> Direction:
Identify the lines containing the word "Dette". Copy each one.

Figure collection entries
.....

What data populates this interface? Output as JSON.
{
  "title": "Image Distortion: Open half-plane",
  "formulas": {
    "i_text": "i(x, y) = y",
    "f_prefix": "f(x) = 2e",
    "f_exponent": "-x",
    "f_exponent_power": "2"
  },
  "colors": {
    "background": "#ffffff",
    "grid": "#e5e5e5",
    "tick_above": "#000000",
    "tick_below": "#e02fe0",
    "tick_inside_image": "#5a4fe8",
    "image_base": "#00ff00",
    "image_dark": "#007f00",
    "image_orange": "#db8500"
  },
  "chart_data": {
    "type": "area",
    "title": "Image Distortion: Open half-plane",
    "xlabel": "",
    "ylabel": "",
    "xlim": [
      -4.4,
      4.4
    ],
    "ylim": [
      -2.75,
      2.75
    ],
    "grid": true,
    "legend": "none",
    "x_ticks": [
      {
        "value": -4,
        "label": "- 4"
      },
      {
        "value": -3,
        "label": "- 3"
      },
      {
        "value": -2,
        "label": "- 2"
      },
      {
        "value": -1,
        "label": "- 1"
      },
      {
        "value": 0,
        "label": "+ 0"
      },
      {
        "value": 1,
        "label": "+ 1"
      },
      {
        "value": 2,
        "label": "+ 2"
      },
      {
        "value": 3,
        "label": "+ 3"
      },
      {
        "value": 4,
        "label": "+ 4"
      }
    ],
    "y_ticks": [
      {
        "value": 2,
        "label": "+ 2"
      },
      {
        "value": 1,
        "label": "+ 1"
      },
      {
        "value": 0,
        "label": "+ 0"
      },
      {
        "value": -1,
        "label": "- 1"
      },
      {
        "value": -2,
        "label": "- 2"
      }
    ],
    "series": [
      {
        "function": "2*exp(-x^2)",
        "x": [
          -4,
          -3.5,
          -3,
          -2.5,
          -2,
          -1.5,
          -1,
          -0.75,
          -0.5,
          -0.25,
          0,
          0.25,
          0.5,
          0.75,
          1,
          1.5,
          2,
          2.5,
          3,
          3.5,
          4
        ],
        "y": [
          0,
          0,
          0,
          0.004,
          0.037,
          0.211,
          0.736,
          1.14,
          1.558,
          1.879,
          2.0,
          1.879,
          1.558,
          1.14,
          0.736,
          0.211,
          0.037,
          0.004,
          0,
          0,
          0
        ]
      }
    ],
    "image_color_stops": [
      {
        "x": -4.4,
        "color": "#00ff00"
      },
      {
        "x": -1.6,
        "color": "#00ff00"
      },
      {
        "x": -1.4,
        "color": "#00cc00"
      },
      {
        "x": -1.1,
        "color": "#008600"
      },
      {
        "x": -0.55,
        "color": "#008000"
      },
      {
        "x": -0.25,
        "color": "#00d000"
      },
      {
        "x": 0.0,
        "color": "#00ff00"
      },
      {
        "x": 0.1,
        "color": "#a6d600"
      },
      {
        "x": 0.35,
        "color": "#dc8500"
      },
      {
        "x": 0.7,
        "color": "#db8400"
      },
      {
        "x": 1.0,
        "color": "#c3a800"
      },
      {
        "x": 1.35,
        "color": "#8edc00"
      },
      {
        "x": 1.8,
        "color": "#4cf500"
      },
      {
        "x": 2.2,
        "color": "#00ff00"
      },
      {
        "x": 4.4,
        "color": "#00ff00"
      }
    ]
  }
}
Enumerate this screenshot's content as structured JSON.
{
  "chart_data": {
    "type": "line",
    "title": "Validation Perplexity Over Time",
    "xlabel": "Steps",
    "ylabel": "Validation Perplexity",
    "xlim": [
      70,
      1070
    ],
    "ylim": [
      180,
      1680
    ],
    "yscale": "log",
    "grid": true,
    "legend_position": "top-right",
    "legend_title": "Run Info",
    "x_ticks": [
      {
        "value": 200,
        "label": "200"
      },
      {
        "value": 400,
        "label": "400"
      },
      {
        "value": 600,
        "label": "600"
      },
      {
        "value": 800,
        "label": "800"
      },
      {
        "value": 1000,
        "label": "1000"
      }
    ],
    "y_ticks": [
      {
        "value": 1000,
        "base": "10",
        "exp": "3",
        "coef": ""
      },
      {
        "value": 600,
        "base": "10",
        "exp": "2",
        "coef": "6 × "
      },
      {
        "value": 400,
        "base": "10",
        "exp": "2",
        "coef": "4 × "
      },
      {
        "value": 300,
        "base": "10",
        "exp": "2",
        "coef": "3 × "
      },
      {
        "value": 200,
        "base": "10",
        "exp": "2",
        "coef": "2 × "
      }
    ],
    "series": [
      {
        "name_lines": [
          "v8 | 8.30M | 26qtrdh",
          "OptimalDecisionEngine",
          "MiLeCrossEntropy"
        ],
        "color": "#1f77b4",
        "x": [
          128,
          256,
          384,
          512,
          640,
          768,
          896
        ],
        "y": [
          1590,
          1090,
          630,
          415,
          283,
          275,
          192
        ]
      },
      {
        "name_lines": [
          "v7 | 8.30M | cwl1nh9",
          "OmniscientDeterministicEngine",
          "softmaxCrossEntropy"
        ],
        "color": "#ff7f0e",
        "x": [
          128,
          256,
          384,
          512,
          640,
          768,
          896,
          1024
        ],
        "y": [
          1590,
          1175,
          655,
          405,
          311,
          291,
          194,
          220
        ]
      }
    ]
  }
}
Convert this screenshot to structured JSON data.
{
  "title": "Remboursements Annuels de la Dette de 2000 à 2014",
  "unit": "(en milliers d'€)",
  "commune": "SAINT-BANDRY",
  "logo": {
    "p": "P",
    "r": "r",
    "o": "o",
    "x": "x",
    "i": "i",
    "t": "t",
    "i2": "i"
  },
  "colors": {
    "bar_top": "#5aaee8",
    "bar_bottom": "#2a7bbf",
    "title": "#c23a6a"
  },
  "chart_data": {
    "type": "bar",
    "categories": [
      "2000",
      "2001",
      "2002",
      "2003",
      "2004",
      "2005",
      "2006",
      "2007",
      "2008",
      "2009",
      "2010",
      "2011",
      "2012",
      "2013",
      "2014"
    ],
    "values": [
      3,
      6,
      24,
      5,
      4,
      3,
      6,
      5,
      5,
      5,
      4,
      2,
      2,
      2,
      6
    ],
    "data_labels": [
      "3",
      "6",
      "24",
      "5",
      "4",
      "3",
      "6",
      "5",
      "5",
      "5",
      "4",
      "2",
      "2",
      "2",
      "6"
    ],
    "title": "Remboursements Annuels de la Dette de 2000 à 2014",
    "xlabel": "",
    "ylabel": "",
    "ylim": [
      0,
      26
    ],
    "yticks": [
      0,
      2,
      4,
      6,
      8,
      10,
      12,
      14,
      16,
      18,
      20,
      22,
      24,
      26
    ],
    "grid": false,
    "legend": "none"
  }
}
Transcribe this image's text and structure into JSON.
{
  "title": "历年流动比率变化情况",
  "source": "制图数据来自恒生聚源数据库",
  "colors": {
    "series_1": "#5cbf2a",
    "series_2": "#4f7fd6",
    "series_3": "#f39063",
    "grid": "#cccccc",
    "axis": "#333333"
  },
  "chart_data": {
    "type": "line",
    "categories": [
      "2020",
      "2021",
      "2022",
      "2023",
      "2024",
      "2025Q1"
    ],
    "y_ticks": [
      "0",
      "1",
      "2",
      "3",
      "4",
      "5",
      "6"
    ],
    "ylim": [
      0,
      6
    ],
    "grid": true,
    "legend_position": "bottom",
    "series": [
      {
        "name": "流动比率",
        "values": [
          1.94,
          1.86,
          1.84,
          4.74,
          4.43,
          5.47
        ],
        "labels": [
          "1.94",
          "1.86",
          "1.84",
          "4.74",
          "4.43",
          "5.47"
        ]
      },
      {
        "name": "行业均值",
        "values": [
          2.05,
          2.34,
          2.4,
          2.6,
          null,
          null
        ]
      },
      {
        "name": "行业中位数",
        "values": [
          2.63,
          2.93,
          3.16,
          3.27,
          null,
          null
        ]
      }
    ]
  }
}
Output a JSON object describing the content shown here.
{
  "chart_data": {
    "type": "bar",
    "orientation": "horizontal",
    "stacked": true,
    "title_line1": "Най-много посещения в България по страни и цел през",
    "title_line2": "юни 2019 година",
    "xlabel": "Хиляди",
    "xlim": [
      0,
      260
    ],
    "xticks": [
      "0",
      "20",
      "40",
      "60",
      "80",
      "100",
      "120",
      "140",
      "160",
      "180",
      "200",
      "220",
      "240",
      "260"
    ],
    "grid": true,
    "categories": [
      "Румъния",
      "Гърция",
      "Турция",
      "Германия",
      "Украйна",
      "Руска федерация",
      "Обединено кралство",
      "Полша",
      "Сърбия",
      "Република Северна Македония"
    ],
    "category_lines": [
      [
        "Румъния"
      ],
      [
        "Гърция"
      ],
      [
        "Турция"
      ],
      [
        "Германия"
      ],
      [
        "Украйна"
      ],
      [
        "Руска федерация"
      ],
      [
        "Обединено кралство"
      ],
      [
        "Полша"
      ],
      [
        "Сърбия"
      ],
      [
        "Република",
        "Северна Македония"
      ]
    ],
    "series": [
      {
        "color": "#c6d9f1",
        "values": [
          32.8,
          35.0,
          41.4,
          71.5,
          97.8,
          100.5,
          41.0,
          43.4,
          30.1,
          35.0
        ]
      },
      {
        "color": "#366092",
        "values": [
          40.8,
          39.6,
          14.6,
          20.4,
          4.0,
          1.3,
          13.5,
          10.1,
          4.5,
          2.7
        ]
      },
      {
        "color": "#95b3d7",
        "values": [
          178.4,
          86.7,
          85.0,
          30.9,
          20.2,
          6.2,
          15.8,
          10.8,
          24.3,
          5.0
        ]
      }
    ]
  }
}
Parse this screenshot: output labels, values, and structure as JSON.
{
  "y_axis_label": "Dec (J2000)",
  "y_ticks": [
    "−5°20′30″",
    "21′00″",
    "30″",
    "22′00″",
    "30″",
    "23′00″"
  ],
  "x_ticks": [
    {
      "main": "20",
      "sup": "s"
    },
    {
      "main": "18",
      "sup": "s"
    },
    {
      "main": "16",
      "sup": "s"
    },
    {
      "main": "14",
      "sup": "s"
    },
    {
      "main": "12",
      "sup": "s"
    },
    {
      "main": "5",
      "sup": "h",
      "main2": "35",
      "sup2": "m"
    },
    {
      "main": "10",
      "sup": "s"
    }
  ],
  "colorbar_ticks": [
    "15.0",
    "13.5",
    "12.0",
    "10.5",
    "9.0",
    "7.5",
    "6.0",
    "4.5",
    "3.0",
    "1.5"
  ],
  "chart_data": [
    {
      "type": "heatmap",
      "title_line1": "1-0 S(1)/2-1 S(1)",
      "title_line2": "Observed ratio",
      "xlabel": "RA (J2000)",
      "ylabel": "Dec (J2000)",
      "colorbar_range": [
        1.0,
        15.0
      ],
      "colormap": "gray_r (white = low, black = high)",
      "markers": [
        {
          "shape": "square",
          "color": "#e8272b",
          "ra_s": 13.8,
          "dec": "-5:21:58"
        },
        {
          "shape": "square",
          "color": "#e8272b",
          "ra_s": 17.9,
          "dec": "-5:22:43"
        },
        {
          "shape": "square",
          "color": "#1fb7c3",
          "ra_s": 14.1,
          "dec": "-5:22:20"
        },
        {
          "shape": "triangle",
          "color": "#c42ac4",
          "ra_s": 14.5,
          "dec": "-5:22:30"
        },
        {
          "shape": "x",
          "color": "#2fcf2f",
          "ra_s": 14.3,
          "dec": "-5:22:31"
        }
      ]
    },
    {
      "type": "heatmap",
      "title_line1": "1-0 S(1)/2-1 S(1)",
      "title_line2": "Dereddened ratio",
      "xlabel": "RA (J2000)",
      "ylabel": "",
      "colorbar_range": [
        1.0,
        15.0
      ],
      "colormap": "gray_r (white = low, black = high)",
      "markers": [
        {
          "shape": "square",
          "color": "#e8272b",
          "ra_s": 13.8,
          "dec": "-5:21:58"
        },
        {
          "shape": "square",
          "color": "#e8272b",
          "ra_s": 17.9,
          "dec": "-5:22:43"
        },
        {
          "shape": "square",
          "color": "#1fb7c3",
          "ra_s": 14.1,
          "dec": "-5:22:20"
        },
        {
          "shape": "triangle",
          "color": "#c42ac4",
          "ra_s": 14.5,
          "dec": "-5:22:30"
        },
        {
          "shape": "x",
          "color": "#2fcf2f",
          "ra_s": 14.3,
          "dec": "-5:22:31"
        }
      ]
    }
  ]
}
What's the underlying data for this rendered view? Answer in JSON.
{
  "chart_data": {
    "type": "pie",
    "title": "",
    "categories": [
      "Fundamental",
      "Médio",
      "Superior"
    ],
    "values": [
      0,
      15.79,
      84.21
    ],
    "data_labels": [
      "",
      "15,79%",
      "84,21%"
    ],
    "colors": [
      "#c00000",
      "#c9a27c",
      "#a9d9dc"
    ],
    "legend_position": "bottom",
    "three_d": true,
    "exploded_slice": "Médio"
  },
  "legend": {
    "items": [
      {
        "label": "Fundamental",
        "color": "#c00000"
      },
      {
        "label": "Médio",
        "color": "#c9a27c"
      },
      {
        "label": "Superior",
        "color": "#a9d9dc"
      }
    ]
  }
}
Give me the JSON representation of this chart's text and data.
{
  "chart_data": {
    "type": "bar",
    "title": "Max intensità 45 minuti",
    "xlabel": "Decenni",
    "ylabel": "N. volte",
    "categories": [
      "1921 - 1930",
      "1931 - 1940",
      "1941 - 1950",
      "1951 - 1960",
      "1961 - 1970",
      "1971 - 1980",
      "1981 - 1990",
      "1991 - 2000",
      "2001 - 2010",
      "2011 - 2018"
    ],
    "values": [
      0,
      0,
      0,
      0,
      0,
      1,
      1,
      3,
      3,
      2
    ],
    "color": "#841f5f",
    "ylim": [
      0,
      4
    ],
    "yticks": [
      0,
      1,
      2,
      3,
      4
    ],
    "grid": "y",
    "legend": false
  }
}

.....

> Answer to the task:
  "title": "Remboursements Annuels de la Dette de 2000 à 2014",
    "title": "Remboursements Annuels de la Dette de 2000 à 2014",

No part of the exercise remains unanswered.